◆ The problem:
Retype every line of the material below without changing anything.

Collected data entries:
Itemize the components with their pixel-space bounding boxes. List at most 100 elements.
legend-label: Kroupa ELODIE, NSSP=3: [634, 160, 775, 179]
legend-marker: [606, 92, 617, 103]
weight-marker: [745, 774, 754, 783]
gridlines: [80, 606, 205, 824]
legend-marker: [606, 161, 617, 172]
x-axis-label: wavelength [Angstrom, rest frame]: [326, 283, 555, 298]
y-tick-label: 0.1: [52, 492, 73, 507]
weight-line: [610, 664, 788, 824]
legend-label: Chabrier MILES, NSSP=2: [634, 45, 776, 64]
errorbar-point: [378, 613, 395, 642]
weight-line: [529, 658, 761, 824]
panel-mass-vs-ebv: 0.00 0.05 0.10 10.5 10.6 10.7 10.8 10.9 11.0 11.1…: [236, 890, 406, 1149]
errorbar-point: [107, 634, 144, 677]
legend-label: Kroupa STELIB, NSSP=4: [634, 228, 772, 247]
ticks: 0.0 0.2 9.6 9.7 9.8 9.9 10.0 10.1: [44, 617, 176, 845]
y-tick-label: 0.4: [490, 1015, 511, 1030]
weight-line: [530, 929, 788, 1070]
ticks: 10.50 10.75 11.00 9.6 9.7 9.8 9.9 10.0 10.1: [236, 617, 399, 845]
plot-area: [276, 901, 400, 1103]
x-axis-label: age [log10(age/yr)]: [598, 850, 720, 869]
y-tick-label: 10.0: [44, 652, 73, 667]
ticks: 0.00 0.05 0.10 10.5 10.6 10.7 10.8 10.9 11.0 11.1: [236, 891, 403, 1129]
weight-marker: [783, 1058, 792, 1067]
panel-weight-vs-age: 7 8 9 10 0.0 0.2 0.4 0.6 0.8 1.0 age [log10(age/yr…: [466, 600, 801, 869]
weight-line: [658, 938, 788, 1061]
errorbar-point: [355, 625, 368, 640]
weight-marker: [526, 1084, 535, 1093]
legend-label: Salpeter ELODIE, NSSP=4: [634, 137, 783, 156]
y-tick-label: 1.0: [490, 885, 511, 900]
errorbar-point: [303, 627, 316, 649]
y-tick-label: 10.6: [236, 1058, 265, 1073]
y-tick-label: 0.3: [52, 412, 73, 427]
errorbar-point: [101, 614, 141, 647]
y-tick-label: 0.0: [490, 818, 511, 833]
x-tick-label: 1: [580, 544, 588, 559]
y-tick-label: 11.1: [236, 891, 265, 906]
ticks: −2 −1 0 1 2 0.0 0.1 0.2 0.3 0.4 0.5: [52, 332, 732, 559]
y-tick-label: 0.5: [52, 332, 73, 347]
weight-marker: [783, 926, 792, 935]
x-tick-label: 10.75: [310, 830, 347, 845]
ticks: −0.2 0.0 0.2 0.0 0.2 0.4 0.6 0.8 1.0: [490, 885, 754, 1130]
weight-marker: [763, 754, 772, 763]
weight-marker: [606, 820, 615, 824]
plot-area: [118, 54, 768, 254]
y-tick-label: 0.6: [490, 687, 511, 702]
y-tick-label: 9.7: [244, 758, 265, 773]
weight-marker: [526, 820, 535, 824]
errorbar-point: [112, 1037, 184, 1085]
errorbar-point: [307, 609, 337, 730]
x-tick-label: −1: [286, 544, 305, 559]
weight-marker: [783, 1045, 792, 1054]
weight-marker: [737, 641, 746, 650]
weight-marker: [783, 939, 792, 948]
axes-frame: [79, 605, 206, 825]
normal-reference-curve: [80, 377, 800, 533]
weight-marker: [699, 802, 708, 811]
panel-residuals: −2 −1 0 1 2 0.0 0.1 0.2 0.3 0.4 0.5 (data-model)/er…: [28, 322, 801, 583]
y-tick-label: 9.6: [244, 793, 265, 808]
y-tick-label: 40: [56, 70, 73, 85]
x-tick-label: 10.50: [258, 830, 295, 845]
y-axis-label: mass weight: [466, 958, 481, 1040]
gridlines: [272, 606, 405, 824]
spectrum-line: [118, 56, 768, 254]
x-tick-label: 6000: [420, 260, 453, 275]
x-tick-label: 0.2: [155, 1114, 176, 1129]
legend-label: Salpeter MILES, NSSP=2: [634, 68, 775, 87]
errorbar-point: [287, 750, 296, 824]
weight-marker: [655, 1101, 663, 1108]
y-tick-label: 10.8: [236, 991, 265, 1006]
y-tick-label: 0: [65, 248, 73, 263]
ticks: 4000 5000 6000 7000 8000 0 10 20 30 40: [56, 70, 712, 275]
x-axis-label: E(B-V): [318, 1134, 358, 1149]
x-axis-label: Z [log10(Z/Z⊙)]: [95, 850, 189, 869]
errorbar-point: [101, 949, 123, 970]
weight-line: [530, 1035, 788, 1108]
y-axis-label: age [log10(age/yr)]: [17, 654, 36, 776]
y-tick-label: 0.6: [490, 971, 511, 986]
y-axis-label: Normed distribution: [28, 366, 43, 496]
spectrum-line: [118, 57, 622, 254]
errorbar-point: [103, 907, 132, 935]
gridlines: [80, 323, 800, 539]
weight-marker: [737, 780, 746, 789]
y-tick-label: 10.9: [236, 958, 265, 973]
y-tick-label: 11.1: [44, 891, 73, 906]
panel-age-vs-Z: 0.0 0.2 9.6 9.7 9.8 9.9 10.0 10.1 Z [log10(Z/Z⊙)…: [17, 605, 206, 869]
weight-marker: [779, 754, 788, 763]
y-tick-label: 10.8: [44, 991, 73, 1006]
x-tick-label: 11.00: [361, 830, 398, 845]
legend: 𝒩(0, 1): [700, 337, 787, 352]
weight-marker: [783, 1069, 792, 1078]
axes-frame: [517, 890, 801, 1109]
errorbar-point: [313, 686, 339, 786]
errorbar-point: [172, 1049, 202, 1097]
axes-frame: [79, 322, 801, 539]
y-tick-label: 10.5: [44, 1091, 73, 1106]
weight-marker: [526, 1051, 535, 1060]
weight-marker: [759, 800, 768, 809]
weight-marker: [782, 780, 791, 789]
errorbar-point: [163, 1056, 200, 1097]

◆ Response:
Itemize the components with their pixel-space bounding boxes. List at most 100 elements.
legend-label: Kroupa ELODIE, NSSP=3: [634, 160, 775, 179]
legend-marker: [606, 92, 617, 103]
weight-marker: [745, 774, 754, 783]
gridlines: [80, 606, 205, 824]
legend-marker: [606, 161, 617, 172]
x-axis-label: wavelength [Angstrom, rest frame]: [326, 283, 555, 298]
y-tick-label: 0.1: [52, 492, 73, 507]
weight-line: [610, 664, 788, 824]
legend-label: Chabrier MILES, NSSP=2: [634, 45, 776, 64]
errorbar-point: [378, 613, 395, 642]
weight-line: [529, 658, 761, 824]
panel-mass-vs-ebv: 0.00 0.05 0.10 10.5 10.6 10.7 10.8 10.9 11.0 11.1…: [236, 890, 406, 1149]
errorbar-point: [107, 634, 144, 677]
legend-label: Kroupa STELIB, NSSP=4: [634, 228, 772, 247]
ticks: 0.0 0.2 9.6 9.7 9.8 9.9 10.0 10.1: [44, 617, 176, 845]
y-tick-label: 0.4: [490, 1015, 511, 1030]
weight-line: [530, 929, 788, 1070]
ticks: 10.50 10.75 11.00 9.6 9.7 9.8 9.9 10.0 10.1: [236, 617, 399, 845]
plot-area: [276, 901, 400, 1103]
x-axis-label: age [log10(age/yr)]: [598, 850, 720, 869]
y-tick-label: 10.0: [44, 652, 73, 667]
ticks: 0.00 0.05 0.10 10.5 10.6 10.7 10.8 10.9 11.0 11.1: [236, 891, 403, 1129]
weight-marker: [783, 1058, 792, 1067]
panel-weight-vs-age: 7 8 9 10 0.0 0.2 0.4 0.6 0.8 1.0 age [log10(age/yr…: [466, 600, 801, 869]
weight-line: [658, 938, 788, 1061]
errorbar-point: [355, 625, 368, 640]
weight-marker: [526, 1084, 535, 1093]
legend-label: Salpeter ELODIE, NSSP=4: [634, 137, 783, 156]
y-tick-label: 1.0: [490, 885, 511, 900]
errorbar-point: [303, 627, 316, 649]
y-tick-label: 10.6: [236, 1058, 265, 1073]
y-tick-label: 0.3: [52, 412, 73, 427]
errorbar-point: [101, 614, 141, 647]
y-tick-label: 0.0: [490, 818, 511, 833]
x-tick-label: 1: [580, 544, 588, 559]
y-tick-label: 11.1: [236, 891, 265, 906]
ticks: −2 −1 0 1 2 0.0 0.1 0.2 0.3 0.4 0.5: [52, 332, 732, 559]
y-tick-label: 0.5: [52, 332, 73, 347]
weight-marker: [783, 926, 792, 935]
x-tick-label: 10.75: [310, 830, 347, 845]
ticks: −0.2 0.0 0.2 0.0 0.2 0.4 0.6 0.8 1.0: [490, 885, 754, 1130]
weight-marker: [763, 754, 772, 763]
weight-marker: [606, 820, 615, 824]
plot-area: [118, 54, 768, 254]
y-tick-label: 0.6: [490, 687, 511, 702]
y-tick-label: 9.7: [244, 758, 265, 773]
weight-marker: [526, 820, 535, 824]
errorbar-point: [112, 1037, 184, 1085]
errorbar-point: [307, 609, 337, 730]
x-tick-label: −1: [286, 544, 305, 559]
weight-marker: [783, 1045, 792, 1054]
weight-marker: [737, 641, 746, 650]
weight-marker: [783, 939, 792, 948]
axes-frame: [79, 605, 206, 825]
normal-reference-curve: [80, 377, 800, 533]
weight-marker: [699, 802, 708, 811]
panel-residuals: −2 −1 0 1 2 0.0 0.1 0.2 0.3 0.4 0.5 (data-model)/er…: [28, 322, 801, 583]
y-tick-label: 9.6: [244, 793, 265, 808]
y-tick-label: 40: [56, 70, 73, 85]
x-tick-label: 10.50: [258, 830, 295, 845]
y-axis-label: mass weight: [466, 958, 481, 1040]
gridlines: [272, 606, 405, 824]
spectrum-line: [118, 56, 768, 254]
x-tick-label: 6000: [420, 260, 453, 275]
x-tick-label: 0.2: [155, 1114, 176, 1129]
legend-label: Salpeter MILES, NSSP=2: [634, 68, 775, 87]
errorbar-point: [287, 750, 296, 824]
weight-marker: [655, 1101, 663, 1108]
y-tick-label: 10.8: [236, 991, 265, 1006]
y-tick-label: 0: [65, 248, 73, 263]
ticks: 4000 5000 6000 7000 8000 0 10 20 30 40: [56, 70, 712, 275]
x-axis-label: E(B-V): [318, 1134, 358, 1149]
x-axis-label: Z [log10(Z/Z⊙)]: [95, 850, 189, 869]
errorbar-point: [101, 949, 123, 970]
weight-line: [530, 1035, 788, 1108]
y-axis-label: age [log10(age/yr)]: [17, 654, 36, 776]
y-tick-label: 0.6: [490, 971, 511, 986]
y-axis-label: Normed distribution: [28, 366, 43, 496]
spectrum-line: [118, 57, 622, 254]
errorbar-point: [103, 907, 132, 935]
gridlines: [80, 323, 800, 539]
weight-marker: [737, 780, 746, 789]
y-tick-label: 10.9: [236, 958, 265, 973]
y-tick-label: 11.1: [44, 891, 73, 906]
panel-age-vs-Z: 0.0 0.2 9.6 9.7 9.8 9.9 10.0 10.1 Z [log10(Z/Z⊙)…: [17, 605, 206, 869]
weight-marker: [779, 754, 788, 763]
y-tick-label: 10.8: [44, 991, 73, 1006]
x-tick-label: 11.00: [361, 830, 398, 845]
legend: 𝒩(0, 1): [700, 337, 787, 352]
weight-marker: [783, 1069, 792, 1078]
axes-frame: [517, 890, 801, 1109]
errorbar-point: [313, 686, 339, 786]
errorbar-point: [172, 1049, 202, 1097]
axes-frame: [79, 322, 801, 539]
y-tick-label: 10.5: [44, 1091, 73, 1106]
weight-marker: [526, 1051, 535, 1060]
weight-marker: [759, 800, 768, 809]
weight-marker: [782, 780, 791, 789]
errorbar-point: [163, 1056, 200, 1097]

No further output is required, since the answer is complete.